# [YOUR GOAL]
Please copy every line of the records below verbatim, leaving out the pictures.

# [RECORD EXCERPTS]
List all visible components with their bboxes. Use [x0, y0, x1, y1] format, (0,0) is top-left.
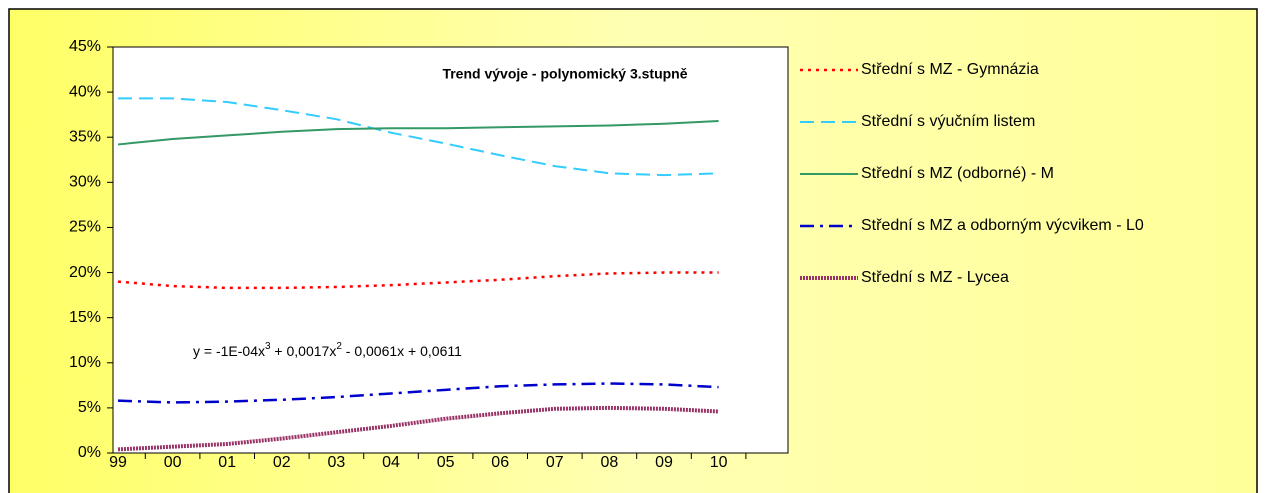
annotation-title: Trend vývoje - polynomický 3.stupně — [442, 66, 687, 82]
x-tick-label: 09 — [655, 454, 673, 471]
series-line — [117, 382, 719, 404]
y-tick-label: 35% — [69, 128, 101, 145]
x-tick-label: 05 — [437, 454, 455, 471]
y-tick-label: 10% — [69, 354, 101, 371]
x-tick-label: 01 — [218, 454, 236, 471]
x-tick-label: 00 — [164, 454, 182, 471]
x-tick-label: 02 — [273, 454, 291, 471]
legend-label: Střední s MZ - Gymnázia — [861, 61, 1039, 78]
x-tick-label: 10 — [710, 454, 728, 471]
series-line — [117, 119, 719, 146]
x-tick-label: 07 — [546, 454, 564, 471]
equation-exponent: 3 — [265, 341, 271, 352]
equation-part: - 0,0061x + 0,0611 — [342, 343, 462, 359]
y-tick-label: 25% — [69, 219, 101, 236]
plot-area — [112, 46, 789, 454]
legend-label: Střední s výučním listem — [861, 113, 1035, 130]
y-tick-label: 20% — [69, 264, 101, 281]
equation-exponent: 2 — [336, 341, 342, 352]
legend-label: Střední s MZ a odborným výcvikem - L0 — [861, 217, 1144, 234]
x-tick-label: 04 — [382, 454, 400, 471]
x-tick-label: 03 — [328, 454, 346, 471]
x-tick-label: 08 — [601, 454, 619, 471]
legend-label: Střední s MZ - Lycea — [861, 269, 1009, 286]
y-tick-label: 15% — [69, 309, 101, 326]
y-tick-label: 40% — [69, 83, 101, 100]
x-tick-label: 99 — [109, 454, 127, 471]
annotation-equation: y = -1E-04x3 + 0,0017x2 - 0,0061x + 0,06… — [193, 341, 462, 359]
series-line — [117, 405, 719, 452]
x-tick-label: 06 — [491, 454, 509, 471]
legend-label: Střední s MZ (odborné) - M — [861, 165, 1054, 182]
y-tick-label: 45% — [69, 38, 101, 55]
series-line — [118, 97, 719, 177]
y-tick-label: 5% — [78, 399, 101, 416]
equation-part: y = -1E-04x — [193, 343, 265, 359]
equation-part: + 0,0017x — [271, 343, 337, 359]
y-tick-label: 0% — [78, 444, 101, 461]
y-tick-label: 30% — [69, 174, 101, 191]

# [THE RESPONSE]
List all visible components with their bboxes. Use [x0, y0, x1, y1] format, (0,0) is top-left.
annotation-title: Trend vývoje - polynomický 3.stupně — [442, 66, 687, 82]
x-tick-label: 09 — [655, 454, 673, 471]
series-line — [117, 382, 719, 404]
y-tick-label: 35% — [69, 128, 101, 145]
x-tick-label: 05 — [437, 454, 455, 471]
y-tick-label: 10% — [69, 354, 101, 371]
x-tick-label: 01 — [218, 454, 236, 471]
x-tick-label: 00 — [164, 454, 182, 471]
x-tick-label: 02 — [273, 454, 291, 471]
legend-label: Střední s MZ - Gymnázia — [861, 61, 1039, 78]
x-tick-label: 10 — [710, 454, 728, 471]
series-line — [117, 119, 719, 146]
x-tick-label: 07 — [546, 454, 564, 471]
equation-exponent: 3 — [265, 341, 271, 352]
equation-part: - 0,0061x + 0,0611 — [342, 343, 462, 359]
y-tick-label: 25% — [69, 219, 101, 236]
plot-area — [112, 46, 789, 454]
legend-label: Střední s výučním listem — [861, 113, 1035, 130]
y-tick-label: 20% — [69, 264, 101, 281]
equation-exponent: 2 — [336, 341, 342, 352]
legend-label: Střední s MZ a odborným výcvikem - L0 — [861, 217, 1144, 234]
x-tick-label: 04 — [382, 454, 400, 471]
x-tick-label: 03 — [328, 454, 346, 471]
x-tick-label: 08 — [601, 454, 619, 471]
legend-label: Střední s MZ - Lycea — [861, 269, 1009, 286]
y-tick-label: 15% — [69, 309, 101, 326]
y-tick-label: 40% — [69, 83, 101, 100]
x-tick-label: 99 — [109, 454, 127, 471]
annotation-equation: y = -1E-04x3 + 0,0017x2 - 0,0061x + 0,06… — [193, 341, 462, 359]
series-line — [117, 405, 719, 452]
x-tick-label: 06 — [491, 454, 509, 471]
legend-label: Střední s MZ (odborné) - M — [861, 165, 1054, 182]
y-tick-label: 45% — [69, 38, 101, 55]
series-line — [118, 97, 719, 177]
y-tick-label: 5% — [78, 399, 101, 416]
equation-part: y = -1E-04x — [193, 343, 265, 359]
equation-part: + 0,0017x — [271, 343, 337, 359]
y-tick-label: 0% — [78, 444, 101, 461]
y-tick-label: 30% — [69, 174, 101, 191]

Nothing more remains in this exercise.